* **Work required**: Exactly repeat the full listing that follows.

* **Data**:

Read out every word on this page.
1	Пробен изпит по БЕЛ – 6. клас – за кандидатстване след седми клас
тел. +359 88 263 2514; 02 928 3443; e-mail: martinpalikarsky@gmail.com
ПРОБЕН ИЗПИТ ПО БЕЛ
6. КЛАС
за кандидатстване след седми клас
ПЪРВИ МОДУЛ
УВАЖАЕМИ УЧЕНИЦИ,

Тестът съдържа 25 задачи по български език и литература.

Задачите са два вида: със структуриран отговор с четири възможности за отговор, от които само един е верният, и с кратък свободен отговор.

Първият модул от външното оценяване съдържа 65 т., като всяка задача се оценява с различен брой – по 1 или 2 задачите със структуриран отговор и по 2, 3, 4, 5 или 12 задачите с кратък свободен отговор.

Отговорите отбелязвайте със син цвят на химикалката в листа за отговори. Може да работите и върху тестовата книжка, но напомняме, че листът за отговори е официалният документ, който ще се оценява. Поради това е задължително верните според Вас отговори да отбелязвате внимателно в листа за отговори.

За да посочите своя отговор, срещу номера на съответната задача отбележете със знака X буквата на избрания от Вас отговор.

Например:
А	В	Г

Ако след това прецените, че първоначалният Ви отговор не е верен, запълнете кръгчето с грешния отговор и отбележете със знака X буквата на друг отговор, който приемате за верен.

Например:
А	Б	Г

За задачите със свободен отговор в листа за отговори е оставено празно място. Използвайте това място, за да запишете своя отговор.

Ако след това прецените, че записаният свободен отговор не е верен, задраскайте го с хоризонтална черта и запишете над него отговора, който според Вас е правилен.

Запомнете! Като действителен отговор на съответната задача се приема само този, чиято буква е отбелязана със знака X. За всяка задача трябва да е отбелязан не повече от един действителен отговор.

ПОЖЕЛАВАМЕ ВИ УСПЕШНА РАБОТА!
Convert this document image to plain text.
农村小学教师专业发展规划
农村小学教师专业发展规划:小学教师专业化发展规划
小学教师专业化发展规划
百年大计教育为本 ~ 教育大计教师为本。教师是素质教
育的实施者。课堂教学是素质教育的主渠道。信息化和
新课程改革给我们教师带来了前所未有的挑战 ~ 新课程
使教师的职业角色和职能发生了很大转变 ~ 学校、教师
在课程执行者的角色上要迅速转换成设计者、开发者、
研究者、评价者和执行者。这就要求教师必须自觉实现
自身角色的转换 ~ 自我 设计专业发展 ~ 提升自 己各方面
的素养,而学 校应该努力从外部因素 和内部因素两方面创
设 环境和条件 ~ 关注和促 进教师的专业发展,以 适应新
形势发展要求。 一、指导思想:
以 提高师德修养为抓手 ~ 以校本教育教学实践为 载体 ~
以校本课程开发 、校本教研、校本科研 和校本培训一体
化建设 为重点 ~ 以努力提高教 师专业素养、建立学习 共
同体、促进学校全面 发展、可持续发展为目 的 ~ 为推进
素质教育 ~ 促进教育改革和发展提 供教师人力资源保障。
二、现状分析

* **Reply**:
Read out every word on this page.
1	Пробен изпит по БЕЛ – 6. клас – за кандидатстване след седми клас
тел. +359 88 263 2514; 02 928 3443; e-mail: martinpalikarsky@gmail.com
ПРОБЕН ИЗПИТ ПО БЕЛ
6. КЛАС
за кандидатстване след седми клас
ПЪРВИ МОДУЛ
УВАЖАЕМИ УЧЕНИЦИ,

Тестът съдържа 25 задачи по български език и литература.

Задачите са два вида: със структуриран отговор с четири възможности за отговор, от които само един е верният, и с кратък свободен отговор.

Първият модул от външното оценяване съдържа 65 т., като всяка задача се оценява с различен брой – по 1 или 2 задачите със структуриран отговор и по 2, 3, 4, 5 или 12 задачите с кратък свободен отговор.

Отговорите отбелязвайте със син цвят на химикалката в листа за отговори. Може да работите и върху тестовата книжка, но напомняме, че листът за отговори е официалният документ, който ще се оценява. Поради това е задължително верните според Вас отговори да отбелязвате внимателно в листа за отговори.

За да посочите своя отговор, срещу номера на съответната задача отбележете със знака X буквата на избрания от Вас отговор.

Например:
А	В	Г

Ако след това прецените, че първоначалният Ви отговор не е верен, запълнете кръгчето с грешния отговор и отбележете със знака X буквата на друг отговор, който приемате за верен.

Например:
А	Б	Г

За задачите със свободен отговор в листа за отговори е оставено празно място. Използвайте това място, за да запишете своя отговор.

Ако след това прецените, че записаният свободен отговор не е верен, задраскайте го с хоризонтална черта и запишете над него отговора, който според Вас е правилен.

Запомнете! Като действителен отговор на съответната задача се приема само този, чиято буква е отбелязана със знака X. За всяка задача трябва да е отбелязан не повече от един действителен отговор.

ПОЖЕЛАВАМЕ ВИ УСПЕШНА РАБОТА!
Convert this document image to plain text.
农村小学教师专业发展规划
农村小学教师专业发展规划:小学教师专业化发展规划
小学教师专业化发展规划
百年大计教育为本 ~ 教育大计教师为本。教师是素质教
育的实施者。课堂教学是素质教育的主渠道。信息化和
新课程改革给我们教师带来了前所未有的挑战 ~ 新课程
使教师的职业角色和职能发生了很大转变 ~ 学校、教师
在课程执行者的角色上要迅速转换成设计者、开发者、
研究者、评价者和执行者。这就要求教师必须自觉实现
自身角色的转换 ~ 自我 设计专业发展 ~ 提升自 己各方面
的素养,而学 校应该努力从外部因素 和内部因素两方面创
设 环境和条件 ~ 关注和促 进教师的专业发展,以 适应新
形势发展要求。 一、指导思想:
以 提高师德修养为抓手 ~ 以校本教育教学实践为 载体 ~
以校本课程开发 、校本教研、校本科研 和校本培训一体
化建设 为重点 ~ 以努力提高教 师专业素养、建立学习 共
同体、促进学校全面 发展、可持续发展为目 的 ~ 为推进
素质教育 ~ 促进教育改革和发展提 供教师人力资源保障。
二、现状分析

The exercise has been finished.